## Extract to read:
---

Or just bite the bullet and implement a normal distribution.

jamespetts

Sdog,

I have considered in the past using costing as a factor for transport, but rejected it on the ground that it would introduce undesirable complexities or, if the complexities were to be glossed over or simplified away, perverse results/incentives.

The above figures show that the journey time tolerance feature really does need to be modified in order to produce a better set of numbers, I think.

(Incidentally, the private car system could not be adapted as you imagine, as it involves checking whether the passenger has a private car, then checking whether the journey can be completed with a private car, then checking whether it can be completed with public transport, then comparing the merits of the two modes).

Kieron,

Hmm, I did implement more or less that mechanism:


/* Generates a random number on [0,max-1] interval with a normal distribution*/
#ifdef DEBUG_SIMRAND_CALLS
uint32 simrand_normal(const uint32 max, const char* caller)
#else
uint32 simrand_normal(const uint32 max, const char*)
#endif
{
   const uint32 half_max = max / 2;
#ifdef DEBUG_SIMRAND_CALLS
   return (simrand(half_max, caller) + simrand(half_max, "simrand_normal"));
#else
   return (simrand(half_max, "simrand_normal") + simrand(half_max, "simrand_normal"));
#endif
}


but I think what is needed is not a normal distribution at all, but a declining probability the higher that the numbers get: after all, the median of 30 and 4320 minutes, the long distance range, is 2,190 minutes, or 36.5 hours! Having this as the most common journey time tolerance for long distance journeys would not work. What I really need is having, say, three or two and a half hours as the most common journey time tolernace for long distance passengers, with a significant minority getting tolerances between 30 minutes and 3/2.5 hours, and a dwindling minority getting journey time tolerances above that in the stratospheric ranges.
Download Simutrans-Extended.

Want to help with development? See here for things to do for coding, and here for information on how to make graphics/objects.

Follow Simutrans-Extended on Facebook.

kierongreen

Note the multiplication rather than addition in the code I gave this morning, this should skew the distribution :)

jamespetts

Interesting! To what extent will it be skewed?
Download Simutrans-Extended.

Want to help with development? See here for things to do for coding, and here for information on how to make graphics/objects.

Follow Simutrans-Extended on Facebook.

kierongreen

#40
The peak value will be 1/4 the maximum value. Though actually you are better off with (((rand(max)+1)*(rand(max)+1))/max)-1 to avoid a large number of 0s being generated. If you multiply 3 random numbers from 1 to max then divide by max*max the peak will be at 1/9 and so on.

---

## Stated problem:
Resume the forum thread on journey time tolerance, picking up right after its final sentence. The listing has no connection to the forum thread on journey time tolerance.

## Data provided:
---

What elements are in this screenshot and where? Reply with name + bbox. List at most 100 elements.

---

## Answer below:
MCollett

Quote from: jamespetts on December 10, 2012, 10:22:11 AM
I think what is needed is not a normal distribution at all, but a declining probability the higher that the numbers get
An exponential distribution is a natural one for waiting times.  A fraction (1/e)^n would wait n times the average waiting time (or equivalently, a fraction (1/2)^n would wait n times the 'half-life').

Best wishes,
Matthew

jamespetts

Quote from: MCollett on December 10, 2012, 07:53:01 PM
An exponential distribution is a natural one for waiting times.  A fraction (1/e)^n would wait n times the average waiting time (or equivalently, a fraction (1/2)^n would wait n times the 'half-life').

Best wishes,
Matthew

We are dealing with journey time tolerances here, not waiting times - unless that is what you meant?
Download Simutrans-Extended.

Want to help with development? See here for things to do for coding, and here for information on how to make graphics/objects.

Follow Simutrans-Extended on Facebook.

sdog

Is there a fundamental difference between waiting times and journey time tolerances? (Not in their effect or implementation, but in the distribution of their length)

jamespetts

Yes - waiting time tolerances are not randomised and set at passenger generation time, but fixed and checked every 256 steps for all waiting passengers/mail/goods. The formula for calculating waiting times is as follows:


// Checks to see whether the freight has been waiting too long.
// If so, discard it.
if(tmp.get_besch()->get_speed_bonus() > 0)
{
// Only consider for discarding if the goods care about their timings.
// Goods/passengers' maximum waiting times are proportionate to the length of the journey.
const uint16 base_max_minutes = (welt->get_settings().get_passenger_max_wait() / tmp.get_besch()->get_speed_bonus()) * 10;  // Minutes are recorded in tenths
halthandle_t h = haltestelle_t::get_halt(welt, tmp.get_zielpos(), besitzer_p);
uint16 journey_time = 65535;
path_explorer_t::get_catg_path_between(tmp.get_besch()->get_catg_index(), tmp.get_origin(), tmp.get_ziel(), journey_time, h);
const uint16 thrice_journey = journey_time * 3;
const uint16 min_minutes = base_max_minutes / 12;
const uint16 max_minutes = base_max_minutes < thrice_journey ? base_max_minutes : max(thrice_journey, min_minutes);
uint16 waiting_minutes = convoi_t::get_waiting_minutes(welt->get_zeit_ms() - tmp.arrival_time);
#ifdef DEBUG_SIMRAND_CALLS
if (talk && i == 2198)
dbg->message("haltestelle_t::step", "%u) check %u of %u minutes: %u %s to \"%s\"",
i, waiting_minutes, max_minutes, tmp.menge, tmp.get_besch()->get_name(), tmp.get_ziel()->get_name());
#endif
if(waiting_minutes > max_minutes)
{
#ifdef DEBUG_SIMRAND_CALLS
if (talk)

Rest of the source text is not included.